▶ THE TASK: Every record below should be printed exactly as given.

▶ Entries with figure data:
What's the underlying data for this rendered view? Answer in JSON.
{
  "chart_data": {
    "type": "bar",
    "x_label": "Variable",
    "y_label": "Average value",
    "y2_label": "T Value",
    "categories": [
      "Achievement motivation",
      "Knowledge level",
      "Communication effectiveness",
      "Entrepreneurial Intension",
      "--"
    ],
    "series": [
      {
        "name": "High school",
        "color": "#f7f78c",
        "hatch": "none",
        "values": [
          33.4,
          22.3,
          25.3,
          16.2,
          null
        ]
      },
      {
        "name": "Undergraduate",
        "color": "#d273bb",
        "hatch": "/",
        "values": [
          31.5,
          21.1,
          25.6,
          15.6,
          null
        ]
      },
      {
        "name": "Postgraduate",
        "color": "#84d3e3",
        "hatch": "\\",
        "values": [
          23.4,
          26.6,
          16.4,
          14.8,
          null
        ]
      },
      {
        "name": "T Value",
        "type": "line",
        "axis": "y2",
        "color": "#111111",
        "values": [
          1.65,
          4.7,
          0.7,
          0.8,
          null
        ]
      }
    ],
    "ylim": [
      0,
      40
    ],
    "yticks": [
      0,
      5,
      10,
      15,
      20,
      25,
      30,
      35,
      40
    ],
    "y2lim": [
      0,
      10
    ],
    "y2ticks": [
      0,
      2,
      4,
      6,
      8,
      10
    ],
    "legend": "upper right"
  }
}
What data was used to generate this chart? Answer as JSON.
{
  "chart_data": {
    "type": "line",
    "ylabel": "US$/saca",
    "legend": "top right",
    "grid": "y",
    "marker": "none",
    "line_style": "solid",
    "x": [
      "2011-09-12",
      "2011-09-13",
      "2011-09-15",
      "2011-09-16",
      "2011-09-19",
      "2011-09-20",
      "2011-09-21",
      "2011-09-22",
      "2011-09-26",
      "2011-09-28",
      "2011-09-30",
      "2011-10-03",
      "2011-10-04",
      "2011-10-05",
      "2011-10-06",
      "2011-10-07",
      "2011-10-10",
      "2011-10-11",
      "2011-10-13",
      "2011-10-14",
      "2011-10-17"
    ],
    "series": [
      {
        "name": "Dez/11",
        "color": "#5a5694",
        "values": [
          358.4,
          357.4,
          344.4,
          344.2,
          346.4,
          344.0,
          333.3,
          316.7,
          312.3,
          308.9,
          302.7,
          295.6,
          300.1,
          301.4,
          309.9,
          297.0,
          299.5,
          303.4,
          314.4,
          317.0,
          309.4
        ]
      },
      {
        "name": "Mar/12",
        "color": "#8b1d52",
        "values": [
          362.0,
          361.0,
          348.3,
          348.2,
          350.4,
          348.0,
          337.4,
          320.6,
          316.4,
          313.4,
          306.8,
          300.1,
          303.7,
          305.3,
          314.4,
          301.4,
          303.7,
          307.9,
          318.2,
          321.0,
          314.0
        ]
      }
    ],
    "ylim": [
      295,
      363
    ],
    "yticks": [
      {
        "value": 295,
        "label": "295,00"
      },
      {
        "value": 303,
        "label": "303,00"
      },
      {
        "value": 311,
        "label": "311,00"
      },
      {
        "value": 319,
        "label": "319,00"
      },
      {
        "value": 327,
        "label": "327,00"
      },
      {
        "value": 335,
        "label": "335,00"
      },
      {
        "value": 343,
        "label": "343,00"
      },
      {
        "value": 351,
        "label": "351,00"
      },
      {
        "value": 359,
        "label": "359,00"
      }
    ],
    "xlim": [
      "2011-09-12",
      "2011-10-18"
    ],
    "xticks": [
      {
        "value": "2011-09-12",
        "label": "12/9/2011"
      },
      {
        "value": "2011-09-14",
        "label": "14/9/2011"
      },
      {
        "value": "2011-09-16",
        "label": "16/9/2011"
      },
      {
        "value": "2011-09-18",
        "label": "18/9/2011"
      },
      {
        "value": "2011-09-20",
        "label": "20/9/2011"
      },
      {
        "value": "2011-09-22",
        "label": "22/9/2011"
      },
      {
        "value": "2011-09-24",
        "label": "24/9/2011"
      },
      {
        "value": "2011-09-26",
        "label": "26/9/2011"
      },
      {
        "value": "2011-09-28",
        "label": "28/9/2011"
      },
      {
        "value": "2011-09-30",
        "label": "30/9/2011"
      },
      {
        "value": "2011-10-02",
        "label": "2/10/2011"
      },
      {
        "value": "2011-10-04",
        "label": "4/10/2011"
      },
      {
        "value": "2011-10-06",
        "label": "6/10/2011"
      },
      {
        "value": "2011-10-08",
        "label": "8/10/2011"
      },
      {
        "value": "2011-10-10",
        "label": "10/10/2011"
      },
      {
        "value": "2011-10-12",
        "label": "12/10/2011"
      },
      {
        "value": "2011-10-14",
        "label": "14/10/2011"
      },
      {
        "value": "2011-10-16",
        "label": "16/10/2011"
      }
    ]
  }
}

▶ ANSWER FOR THIS EXERCISE:
What's the underlying data for this rendered view? Answer in JSON.
{
  "chart_data": {
    "type": "bar",
    "x_label": "Variable",
    "y_label": "Average value",
    "y2_label": "T Value",
    "categories": [
      "Achievement motivation",
      "Knowledge level",
      "Communication effectiveness",
      "Entrepreneurial Intension",
      "--"
    ],
    "series": [
      {
        "name": "High school",
        "color": "#f7f78c",
        "hatch": "none",
        "values": [
          33.4,
          22.3,
          25.3,
          16.2,
          null
        ]
      },
      {
        "name": "Undergraduate",
        "color": "#d273bb",
        "hatch": "/",
        "values": [
          31.5,
          21.1,
          25.6,
          15.6,
          null
        ]
      },
      {
        "name": "Postgraduate",
        "color": "#84d3e3",
        "hatch": "\\",
        "values": [
          23.4,
          26.6,
          16.4,
          14.8,
          null
        ]
      },
      {
        "name": "T Value",
        "type": "line",
        "axis": "y2",
        "color": "#111111",
        "values": [
          1.65,
          4.7,
          0.7,
          0.8,
          null
        ]
      }
    ],
    "ylim": [
      0,
      40
    ],
    "yticks": [
      0,
      5,
      10,
      15,
      20,
      25,
      30,
      35,
      40
    ],
    "y2lim": [
      0,
      10
    ],
    "y2ticks": [
      0,
      2,
      4,
      6,
      8,
      10
    ],
    "legend": "upper right"
  }
}
What data was used to generate this chart? Answer as JSON.
{
  "chart_data": {
    "type": "line",
    "ylabel": "US$/saca",
    "legend": "top right",
    "grid": "y",
    "marker": "none",
    "line_style": "solid",
    "x": [
      "2011-09-12",
      "2011-09-13",
      "2011-09-15",
      "2011-09-16",
      "2011-09-19",
      "2011-09-20",
      "2011-09-21",
      "2011-09-22",
      "2011-09-26",
      "2011-09-28",
      "2011-09-30",
      "2011-10-03",
      "2011-10-04",
      "2011-10-05",
      "2011-10-06",
      "2011-10-07",
      "2011-10-10",
      "2011-10-11",
      "2011-10-13",
      "2011-10-14",
      "2011-10-17"
    ],
    "series": [
      {
        "name": "Dez/11",
        "color": "#5a5694",
        "values": [
          358.4,
          357.4,
          344.4,
          344.2,
          346.4,
          344.0,
          333.3,
          316.7,
          312.3,
          308.9,
          302.7,
          295.6,
          300.1,
          301.4,
          309.9,
          297.0,
          299.5,
          303.4,
          314.4,
          317.0,
          309.4
        ]
      },
      {
        "name": "Mar/12",
        "color": "#8b1d52",
        "values": [
          362.0,
          361.0,
          348.3,
          348.2,
          350.4,
          348.0,
          337.4,
          320.6,
          316.4,
          313.4,
          306.8,
          300.1,
          303.7,
          305.3,
          314.4,
          301.4,
          303.7,
          307.9,
          318.2,
          321.0,
          314.0
        ]
      }
    ],
    "ylim": [
      295,
      363
    ],
    "yticks": [
      {
        "value": 295,
        "label": "295,00"
      },
      {
        "value": 303,
        "label": "303,00"
      },
      {
        "value": 311,
        "label": "311,00"
      },
      {
        "value": 319,
        "label": "319,00"
      },
      {
        "value": 327,
        "label": "327,00"
      },
      {
        "value": 335,
        "label": "335,00"
      },
      {
        "value": 343,
        "label": "343,00"
      },
      {
        "value": 351,
        "label": "351,00"
      },
      {
        "value": 359,
        "label": "359,00"
      }
    ],
    "xlim": [
      "2011-09-12",
      "2011-10-18"
    ],
    "xticks": [
      {
        "value": "2011-09-12",
        "label": "12/9/2011"
      },
      {
        "value": "2011-09-14",
        "label": "14/9/2011"
      },
      {
        "value": "2011-09-16",
        "label": "16/9/2011"
      },
      {
        "value": "2011-09-18",
        "label": "18/9/2011"
      },
      {
        "value": "2011-09-20",
        "label": "20/9/2011"
      },
      {
        "value": "2011-09-22",
        "label": "22/9/2011"
      },
      {
        "value": "2011-09-24",
        "label": "24/9/2011"
      },
      {
        "value": "2011-09-26",
        "label": "26/9/2011"
      },
      {
        "value": "2011-09-28",
        "label": "28/9/2011"
      },
      {
        "value": "2011-09-30",
        "label": "30/9/2011"
      },
      {
        "value": "2011-10-02",
        "label": "2/10/2011"
      },
      {
        "value": "2011-10-04",
        "label": "4/10/2011"
      },
      {
        "value": "2011-10-06",
        "label": "6/10/2011"
      },
      {
        "value": "2011-10-08",
        "label": "8/10/2011"
      },
      {
        "value": "2011-10-10",
        "label": "10/10/2011"
      },
      {
        "value": "2011-10-12",
        "label": "12/10/2011"
      },
      {
        "value": "2011-10-14",
        "label": "14/10/2011"
      },
      {
        "value": "2011-10-16",
        "label": "16/10/2011"
      }
    ]
  }
}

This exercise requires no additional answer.